Select from the records below every line that has the word "covered" in it.

··· Record set

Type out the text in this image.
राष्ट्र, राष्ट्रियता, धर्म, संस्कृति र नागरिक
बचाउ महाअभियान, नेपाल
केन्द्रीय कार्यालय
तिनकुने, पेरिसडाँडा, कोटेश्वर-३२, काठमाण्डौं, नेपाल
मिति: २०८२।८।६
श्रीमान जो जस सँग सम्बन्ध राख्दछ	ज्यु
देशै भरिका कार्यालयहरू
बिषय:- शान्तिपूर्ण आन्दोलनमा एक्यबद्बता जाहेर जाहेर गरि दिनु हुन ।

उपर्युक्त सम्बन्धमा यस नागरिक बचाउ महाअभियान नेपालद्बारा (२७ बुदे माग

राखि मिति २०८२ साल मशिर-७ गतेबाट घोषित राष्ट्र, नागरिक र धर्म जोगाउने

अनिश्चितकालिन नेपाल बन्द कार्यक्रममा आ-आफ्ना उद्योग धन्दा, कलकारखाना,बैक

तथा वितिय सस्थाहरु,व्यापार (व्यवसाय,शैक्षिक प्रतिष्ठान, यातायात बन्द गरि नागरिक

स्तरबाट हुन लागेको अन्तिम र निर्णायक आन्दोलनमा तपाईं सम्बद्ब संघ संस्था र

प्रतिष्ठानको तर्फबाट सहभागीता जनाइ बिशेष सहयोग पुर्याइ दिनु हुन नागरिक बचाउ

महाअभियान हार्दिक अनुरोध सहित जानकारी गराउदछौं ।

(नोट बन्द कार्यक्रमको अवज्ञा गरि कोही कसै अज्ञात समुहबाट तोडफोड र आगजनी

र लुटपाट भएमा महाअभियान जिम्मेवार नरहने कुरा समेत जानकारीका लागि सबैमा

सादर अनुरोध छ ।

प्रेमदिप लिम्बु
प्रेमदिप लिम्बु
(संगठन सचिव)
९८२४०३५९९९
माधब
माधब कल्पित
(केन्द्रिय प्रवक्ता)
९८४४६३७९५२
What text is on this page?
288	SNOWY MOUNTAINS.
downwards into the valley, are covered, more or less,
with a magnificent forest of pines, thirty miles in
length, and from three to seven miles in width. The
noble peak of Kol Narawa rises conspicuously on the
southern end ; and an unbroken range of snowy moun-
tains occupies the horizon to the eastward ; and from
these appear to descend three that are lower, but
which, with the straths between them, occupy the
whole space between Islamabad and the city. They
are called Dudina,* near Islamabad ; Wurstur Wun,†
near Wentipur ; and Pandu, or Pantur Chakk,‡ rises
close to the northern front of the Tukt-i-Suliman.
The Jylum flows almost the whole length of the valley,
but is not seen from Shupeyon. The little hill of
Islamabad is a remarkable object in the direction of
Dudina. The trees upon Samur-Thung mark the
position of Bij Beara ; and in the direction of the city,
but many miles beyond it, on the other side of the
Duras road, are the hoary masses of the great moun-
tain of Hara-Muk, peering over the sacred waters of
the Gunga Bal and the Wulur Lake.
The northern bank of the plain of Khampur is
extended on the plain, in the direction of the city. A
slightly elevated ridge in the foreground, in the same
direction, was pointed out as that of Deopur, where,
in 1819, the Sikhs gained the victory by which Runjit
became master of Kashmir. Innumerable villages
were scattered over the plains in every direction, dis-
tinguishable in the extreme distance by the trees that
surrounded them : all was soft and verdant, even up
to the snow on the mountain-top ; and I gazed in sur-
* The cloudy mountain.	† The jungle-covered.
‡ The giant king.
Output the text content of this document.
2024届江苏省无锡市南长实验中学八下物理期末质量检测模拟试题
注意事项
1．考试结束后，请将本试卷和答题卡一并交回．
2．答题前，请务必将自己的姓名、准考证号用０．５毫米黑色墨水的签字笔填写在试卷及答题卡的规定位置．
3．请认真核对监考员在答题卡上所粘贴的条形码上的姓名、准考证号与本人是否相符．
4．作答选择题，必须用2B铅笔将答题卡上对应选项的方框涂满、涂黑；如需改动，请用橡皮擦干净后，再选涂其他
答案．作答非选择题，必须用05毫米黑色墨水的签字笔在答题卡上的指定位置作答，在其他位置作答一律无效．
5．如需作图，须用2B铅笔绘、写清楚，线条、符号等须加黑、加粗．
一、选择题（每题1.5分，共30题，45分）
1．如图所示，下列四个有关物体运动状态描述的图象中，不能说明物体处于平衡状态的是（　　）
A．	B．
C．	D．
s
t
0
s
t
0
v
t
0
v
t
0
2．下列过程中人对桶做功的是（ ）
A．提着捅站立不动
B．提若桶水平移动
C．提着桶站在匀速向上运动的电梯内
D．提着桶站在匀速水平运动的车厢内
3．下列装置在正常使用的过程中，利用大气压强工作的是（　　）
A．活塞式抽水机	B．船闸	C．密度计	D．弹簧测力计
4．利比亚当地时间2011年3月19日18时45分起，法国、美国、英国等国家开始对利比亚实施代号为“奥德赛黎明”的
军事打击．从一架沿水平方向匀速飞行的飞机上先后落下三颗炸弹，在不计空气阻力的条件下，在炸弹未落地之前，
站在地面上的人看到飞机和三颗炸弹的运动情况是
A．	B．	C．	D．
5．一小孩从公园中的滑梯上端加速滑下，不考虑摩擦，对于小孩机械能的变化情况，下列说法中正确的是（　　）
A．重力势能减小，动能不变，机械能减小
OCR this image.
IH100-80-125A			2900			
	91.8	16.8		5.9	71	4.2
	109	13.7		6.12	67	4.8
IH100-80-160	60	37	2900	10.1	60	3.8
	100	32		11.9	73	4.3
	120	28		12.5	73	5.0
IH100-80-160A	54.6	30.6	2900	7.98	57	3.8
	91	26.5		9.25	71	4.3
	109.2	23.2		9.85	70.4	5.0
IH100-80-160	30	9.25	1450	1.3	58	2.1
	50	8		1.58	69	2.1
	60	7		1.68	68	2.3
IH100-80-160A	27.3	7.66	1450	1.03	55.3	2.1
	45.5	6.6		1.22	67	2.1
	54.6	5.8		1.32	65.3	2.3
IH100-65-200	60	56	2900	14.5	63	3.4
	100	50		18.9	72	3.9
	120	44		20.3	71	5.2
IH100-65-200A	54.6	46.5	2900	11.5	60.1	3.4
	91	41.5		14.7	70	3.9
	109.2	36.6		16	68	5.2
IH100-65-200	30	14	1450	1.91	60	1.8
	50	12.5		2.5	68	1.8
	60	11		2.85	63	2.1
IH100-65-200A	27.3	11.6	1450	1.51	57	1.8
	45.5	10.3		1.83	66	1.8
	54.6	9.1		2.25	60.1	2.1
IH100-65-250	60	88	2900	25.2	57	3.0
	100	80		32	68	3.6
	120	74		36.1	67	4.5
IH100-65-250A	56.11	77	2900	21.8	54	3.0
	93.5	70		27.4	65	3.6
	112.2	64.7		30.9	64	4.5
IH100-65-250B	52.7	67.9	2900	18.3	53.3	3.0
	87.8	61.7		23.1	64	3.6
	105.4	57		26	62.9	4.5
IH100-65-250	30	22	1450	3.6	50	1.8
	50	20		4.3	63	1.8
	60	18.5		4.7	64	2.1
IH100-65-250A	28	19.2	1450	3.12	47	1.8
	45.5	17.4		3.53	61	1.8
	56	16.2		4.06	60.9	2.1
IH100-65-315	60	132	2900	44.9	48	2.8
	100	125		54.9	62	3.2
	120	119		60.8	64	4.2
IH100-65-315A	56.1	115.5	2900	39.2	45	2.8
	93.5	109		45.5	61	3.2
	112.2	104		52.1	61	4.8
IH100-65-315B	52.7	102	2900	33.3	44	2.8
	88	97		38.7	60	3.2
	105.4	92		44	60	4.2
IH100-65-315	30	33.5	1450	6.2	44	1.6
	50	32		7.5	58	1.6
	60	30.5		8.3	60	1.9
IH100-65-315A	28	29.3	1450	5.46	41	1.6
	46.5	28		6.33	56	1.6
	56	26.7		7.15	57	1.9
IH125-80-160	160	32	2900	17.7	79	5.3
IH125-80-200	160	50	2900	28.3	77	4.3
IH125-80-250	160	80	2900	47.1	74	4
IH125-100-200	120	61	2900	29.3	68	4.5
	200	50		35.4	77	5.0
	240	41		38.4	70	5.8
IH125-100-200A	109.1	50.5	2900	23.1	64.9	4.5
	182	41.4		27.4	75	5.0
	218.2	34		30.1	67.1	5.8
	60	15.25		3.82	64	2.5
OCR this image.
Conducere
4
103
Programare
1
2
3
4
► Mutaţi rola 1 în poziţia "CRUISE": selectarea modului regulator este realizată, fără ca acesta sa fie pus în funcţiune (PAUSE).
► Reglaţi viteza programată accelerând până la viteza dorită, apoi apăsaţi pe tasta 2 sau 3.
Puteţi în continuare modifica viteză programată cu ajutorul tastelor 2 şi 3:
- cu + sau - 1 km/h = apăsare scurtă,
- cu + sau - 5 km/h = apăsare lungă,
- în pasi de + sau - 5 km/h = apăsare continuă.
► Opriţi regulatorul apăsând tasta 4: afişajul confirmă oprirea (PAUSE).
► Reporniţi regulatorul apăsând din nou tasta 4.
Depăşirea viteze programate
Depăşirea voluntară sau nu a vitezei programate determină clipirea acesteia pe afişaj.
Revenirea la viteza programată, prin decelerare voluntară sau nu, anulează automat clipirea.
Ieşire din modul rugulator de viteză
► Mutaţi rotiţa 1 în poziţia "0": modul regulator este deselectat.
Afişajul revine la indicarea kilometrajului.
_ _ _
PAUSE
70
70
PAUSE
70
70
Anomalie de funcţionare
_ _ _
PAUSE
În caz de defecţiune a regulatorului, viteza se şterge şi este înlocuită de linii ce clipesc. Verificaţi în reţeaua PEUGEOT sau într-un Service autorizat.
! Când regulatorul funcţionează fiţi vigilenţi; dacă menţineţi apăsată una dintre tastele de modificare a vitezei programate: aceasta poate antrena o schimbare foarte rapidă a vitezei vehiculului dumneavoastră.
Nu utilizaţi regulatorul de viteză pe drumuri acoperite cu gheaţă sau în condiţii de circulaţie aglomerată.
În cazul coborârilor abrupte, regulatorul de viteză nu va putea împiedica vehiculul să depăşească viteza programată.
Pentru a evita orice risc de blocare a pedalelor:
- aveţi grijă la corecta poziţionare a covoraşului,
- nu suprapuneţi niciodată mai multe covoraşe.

······

» **Solution for this problem**:
downwards into the valley, are covered, more or less,
* The cloudy mountain.	† The jungle-covered.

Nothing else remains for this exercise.